## What is needed
Convert the listing into a Markdown table with the columns Row and Line, leaving out blank lines. Begin at the start of the listing and stop after the line that contains "482, 482, 488]".

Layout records
☆ ☆ ☆ ☆ ☆ ☆ ☆

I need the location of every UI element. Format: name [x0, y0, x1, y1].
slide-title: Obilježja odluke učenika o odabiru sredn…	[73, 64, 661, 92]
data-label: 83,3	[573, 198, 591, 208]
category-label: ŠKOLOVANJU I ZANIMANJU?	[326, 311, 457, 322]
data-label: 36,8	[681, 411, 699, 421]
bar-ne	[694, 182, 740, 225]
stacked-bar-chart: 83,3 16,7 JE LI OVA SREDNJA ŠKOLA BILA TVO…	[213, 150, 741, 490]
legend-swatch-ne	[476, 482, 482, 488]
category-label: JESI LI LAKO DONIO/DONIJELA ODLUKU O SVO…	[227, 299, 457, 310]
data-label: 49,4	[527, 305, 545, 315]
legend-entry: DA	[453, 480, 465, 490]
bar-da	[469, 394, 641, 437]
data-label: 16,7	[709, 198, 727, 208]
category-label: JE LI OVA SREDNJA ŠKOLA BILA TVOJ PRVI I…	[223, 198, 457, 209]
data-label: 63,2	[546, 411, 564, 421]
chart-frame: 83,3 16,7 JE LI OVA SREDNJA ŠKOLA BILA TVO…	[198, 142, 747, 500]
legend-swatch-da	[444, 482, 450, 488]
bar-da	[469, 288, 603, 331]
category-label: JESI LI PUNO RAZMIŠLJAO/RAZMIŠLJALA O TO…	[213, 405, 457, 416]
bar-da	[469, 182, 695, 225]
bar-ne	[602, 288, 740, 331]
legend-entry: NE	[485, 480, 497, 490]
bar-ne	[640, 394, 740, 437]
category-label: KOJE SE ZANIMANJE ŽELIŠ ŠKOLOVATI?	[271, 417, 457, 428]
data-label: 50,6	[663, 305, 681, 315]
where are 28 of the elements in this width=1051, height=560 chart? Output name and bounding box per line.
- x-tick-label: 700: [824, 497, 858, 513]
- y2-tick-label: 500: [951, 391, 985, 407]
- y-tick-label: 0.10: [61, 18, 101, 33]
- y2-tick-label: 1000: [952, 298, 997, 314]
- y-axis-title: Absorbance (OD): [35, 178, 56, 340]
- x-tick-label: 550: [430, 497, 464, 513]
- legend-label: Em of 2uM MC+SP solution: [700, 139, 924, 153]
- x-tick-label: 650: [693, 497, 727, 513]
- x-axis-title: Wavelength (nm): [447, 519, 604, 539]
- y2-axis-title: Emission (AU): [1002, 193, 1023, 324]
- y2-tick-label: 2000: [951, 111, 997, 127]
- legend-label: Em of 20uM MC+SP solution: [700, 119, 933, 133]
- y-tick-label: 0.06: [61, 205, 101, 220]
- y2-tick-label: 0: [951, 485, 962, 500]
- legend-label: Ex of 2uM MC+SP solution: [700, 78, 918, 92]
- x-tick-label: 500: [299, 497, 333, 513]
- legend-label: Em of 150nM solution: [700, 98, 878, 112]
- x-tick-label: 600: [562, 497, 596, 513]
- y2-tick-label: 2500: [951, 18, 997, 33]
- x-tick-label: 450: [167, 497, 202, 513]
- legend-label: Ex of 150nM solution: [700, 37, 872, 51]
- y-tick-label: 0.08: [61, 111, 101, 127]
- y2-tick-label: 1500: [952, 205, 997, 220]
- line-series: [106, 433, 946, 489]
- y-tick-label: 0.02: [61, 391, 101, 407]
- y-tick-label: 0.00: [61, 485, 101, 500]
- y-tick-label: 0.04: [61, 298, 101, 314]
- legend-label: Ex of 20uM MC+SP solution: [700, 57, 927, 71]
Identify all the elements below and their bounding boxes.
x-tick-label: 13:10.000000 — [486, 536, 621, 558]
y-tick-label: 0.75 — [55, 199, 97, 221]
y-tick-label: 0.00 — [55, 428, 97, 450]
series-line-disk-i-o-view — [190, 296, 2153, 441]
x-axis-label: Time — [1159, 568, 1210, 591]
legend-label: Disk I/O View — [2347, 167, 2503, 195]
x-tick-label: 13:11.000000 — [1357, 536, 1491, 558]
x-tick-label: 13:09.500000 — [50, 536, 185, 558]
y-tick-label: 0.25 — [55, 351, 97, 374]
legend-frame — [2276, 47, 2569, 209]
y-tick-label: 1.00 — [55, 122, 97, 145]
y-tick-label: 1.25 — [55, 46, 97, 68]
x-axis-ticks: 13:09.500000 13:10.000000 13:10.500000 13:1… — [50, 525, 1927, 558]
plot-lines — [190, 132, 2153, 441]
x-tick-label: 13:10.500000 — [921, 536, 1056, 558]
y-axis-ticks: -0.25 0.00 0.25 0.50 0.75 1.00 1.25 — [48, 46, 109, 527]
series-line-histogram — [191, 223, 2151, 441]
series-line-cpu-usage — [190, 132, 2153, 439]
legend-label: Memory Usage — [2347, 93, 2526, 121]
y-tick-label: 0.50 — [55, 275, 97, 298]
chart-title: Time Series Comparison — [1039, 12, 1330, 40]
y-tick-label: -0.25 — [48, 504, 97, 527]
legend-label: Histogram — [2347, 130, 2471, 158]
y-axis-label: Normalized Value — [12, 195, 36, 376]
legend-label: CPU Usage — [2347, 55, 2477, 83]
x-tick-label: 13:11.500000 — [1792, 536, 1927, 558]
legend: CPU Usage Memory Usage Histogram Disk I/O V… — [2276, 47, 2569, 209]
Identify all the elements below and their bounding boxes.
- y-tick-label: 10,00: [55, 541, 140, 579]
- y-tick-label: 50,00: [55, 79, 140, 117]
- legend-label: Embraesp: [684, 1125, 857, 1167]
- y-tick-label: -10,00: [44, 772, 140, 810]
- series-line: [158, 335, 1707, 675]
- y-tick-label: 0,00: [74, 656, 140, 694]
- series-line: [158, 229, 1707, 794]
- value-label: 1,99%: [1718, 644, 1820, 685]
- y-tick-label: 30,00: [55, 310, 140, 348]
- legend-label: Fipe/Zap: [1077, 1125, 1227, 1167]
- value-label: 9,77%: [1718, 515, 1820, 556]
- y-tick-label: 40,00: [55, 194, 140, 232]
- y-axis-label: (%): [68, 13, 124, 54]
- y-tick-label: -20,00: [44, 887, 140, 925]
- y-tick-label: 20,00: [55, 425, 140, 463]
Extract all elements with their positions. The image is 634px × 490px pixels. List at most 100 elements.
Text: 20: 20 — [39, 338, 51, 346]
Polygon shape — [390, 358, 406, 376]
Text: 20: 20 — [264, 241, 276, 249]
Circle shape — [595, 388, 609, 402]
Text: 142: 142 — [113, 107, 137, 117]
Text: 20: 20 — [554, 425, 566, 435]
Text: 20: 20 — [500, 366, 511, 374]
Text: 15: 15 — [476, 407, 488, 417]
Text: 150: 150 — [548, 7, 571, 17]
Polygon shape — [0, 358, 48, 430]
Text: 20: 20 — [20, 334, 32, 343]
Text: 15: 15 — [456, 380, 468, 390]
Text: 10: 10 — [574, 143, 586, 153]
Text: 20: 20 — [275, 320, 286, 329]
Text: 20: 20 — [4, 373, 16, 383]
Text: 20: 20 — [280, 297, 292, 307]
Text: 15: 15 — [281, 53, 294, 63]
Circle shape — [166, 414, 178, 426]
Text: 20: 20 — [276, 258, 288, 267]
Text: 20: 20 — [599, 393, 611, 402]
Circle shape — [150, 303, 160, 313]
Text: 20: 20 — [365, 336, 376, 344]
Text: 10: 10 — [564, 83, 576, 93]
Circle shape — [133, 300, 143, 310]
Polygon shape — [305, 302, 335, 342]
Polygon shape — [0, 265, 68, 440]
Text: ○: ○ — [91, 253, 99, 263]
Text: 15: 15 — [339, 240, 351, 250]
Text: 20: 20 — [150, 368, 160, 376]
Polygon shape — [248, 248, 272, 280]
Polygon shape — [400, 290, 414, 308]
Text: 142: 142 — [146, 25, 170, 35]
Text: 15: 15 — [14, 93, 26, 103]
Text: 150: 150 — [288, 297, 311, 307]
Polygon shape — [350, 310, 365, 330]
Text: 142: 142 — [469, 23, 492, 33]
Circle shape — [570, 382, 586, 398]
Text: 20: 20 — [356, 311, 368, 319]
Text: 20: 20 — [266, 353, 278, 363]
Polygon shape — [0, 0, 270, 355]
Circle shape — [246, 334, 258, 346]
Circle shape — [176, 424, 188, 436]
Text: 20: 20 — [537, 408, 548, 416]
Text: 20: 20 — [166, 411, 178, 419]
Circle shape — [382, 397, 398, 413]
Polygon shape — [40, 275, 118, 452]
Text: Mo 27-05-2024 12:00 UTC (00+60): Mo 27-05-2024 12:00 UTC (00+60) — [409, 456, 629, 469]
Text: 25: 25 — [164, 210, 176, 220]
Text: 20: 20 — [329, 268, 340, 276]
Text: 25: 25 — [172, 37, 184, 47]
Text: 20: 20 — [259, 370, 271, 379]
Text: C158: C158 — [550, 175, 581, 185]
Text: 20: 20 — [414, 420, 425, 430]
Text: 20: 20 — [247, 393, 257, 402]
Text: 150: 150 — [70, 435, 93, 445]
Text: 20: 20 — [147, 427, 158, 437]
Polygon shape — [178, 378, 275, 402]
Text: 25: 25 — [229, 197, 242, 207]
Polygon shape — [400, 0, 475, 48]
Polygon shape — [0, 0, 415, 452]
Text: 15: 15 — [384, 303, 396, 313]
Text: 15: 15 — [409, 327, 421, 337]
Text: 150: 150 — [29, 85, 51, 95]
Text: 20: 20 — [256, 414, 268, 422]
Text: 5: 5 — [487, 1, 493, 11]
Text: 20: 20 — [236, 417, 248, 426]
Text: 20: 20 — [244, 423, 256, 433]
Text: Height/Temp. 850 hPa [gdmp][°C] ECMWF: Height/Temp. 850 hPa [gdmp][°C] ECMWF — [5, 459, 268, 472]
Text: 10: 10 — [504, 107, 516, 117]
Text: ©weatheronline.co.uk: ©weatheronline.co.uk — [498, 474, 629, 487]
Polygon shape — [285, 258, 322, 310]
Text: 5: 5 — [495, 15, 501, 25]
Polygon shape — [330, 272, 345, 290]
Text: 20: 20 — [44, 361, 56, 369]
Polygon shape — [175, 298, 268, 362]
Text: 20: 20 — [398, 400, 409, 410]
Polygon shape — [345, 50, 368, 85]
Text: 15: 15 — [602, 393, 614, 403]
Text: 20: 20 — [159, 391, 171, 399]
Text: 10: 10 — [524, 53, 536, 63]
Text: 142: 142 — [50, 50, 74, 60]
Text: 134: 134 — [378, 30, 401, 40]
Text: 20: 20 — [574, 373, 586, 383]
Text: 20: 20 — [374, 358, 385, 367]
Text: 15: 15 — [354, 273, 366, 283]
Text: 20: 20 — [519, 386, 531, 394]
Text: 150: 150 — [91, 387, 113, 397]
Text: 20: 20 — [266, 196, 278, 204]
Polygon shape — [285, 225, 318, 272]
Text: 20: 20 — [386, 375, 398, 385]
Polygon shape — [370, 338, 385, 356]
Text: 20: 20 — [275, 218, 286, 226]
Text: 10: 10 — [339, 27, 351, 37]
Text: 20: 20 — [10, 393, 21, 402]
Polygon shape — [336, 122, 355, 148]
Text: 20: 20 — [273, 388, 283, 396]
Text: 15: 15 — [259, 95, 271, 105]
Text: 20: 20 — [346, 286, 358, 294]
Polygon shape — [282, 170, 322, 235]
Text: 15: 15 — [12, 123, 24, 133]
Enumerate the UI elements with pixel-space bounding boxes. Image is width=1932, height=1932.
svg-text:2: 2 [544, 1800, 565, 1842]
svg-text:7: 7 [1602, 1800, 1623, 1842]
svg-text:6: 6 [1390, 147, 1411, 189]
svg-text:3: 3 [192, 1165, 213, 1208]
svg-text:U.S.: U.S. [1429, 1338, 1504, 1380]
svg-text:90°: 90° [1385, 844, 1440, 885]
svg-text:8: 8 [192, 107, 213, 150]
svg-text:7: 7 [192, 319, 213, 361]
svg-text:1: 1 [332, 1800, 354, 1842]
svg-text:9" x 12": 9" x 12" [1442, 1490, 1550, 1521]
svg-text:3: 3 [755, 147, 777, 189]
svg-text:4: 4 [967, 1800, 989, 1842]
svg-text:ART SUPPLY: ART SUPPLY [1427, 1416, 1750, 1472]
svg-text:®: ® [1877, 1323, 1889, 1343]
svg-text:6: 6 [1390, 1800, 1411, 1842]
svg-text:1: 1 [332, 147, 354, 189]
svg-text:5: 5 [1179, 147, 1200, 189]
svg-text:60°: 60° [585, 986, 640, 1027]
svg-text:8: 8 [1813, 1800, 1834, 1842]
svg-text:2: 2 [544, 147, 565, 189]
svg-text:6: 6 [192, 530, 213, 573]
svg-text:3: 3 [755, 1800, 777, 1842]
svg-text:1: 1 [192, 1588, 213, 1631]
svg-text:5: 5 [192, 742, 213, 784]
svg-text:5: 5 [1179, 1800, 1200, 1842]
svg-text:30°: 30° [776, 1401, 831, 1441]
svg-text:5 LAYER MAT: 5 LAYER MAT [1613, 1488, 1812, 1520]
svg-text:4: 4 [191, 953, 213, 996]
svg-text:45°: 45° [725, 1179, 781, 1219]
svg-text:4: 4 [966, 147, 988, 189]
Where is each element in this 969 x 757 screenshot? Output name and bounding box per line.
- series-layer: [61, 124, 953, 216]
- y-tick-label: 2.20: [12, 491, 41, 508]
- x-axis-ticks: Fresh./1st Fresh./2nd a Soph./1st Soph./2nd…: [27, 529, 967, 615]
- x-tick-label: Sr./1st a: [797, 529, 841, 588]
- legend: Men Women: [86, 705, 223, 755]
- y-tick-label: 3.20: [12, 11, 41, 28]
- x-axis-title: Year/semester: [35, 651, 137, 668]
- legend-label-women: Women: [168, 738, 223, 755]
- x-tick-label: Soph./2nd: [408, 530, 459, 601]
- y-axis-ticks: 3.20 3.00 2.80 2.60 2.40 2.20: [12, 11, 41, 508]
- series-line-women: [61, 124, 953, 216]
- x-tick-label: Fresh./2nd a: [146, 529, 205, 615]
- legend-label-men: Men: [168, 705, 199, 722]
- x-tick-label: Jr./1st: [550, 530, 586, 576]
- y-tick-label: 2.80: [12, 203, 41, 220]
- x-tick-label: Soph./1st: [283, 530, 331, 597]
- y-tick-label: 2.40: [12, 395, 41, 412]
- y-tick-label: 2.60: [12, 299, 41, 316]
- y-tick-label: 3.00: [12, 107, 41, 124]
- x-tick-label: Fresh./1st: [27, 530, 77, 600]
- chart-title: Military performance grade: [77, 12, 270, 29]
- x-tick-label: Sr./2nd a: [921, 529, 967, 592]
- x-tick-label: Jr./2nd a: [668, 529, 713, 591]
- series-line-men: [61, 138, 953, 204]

☆ ☆ ☆ ☆ ☆ ☆ ☆

## Exercise output
| Row | Line |
|---|---|
| 1 | I need the location of every UI element. Format: name [x0, y0, x1, y1]. |
| 2 | slide-title: Obilježja odluke učenika o odabiru sredn…	[73, 64, 661, 92] |
| 3 | data-label: 83,3	[573, 198, 591, 208] |
| 4 | category-label: ŠKOLOVANJU I ZANIMANJU?	[326, 311, 457, 322] |
| 5 | data-label: 36,8	[681, 411, 699, 421] |
| 6 | bar-ne	[694, 182, 740, 225] |
| 7 | stacked-bar-chart: 83,3 16,7 JE LI OVA SREDNJA ŠKOLA BILA TVO…	[213, 150, 741, 490] |
| 8 | legend-swatch-ne	[476, 482, 482, 488] |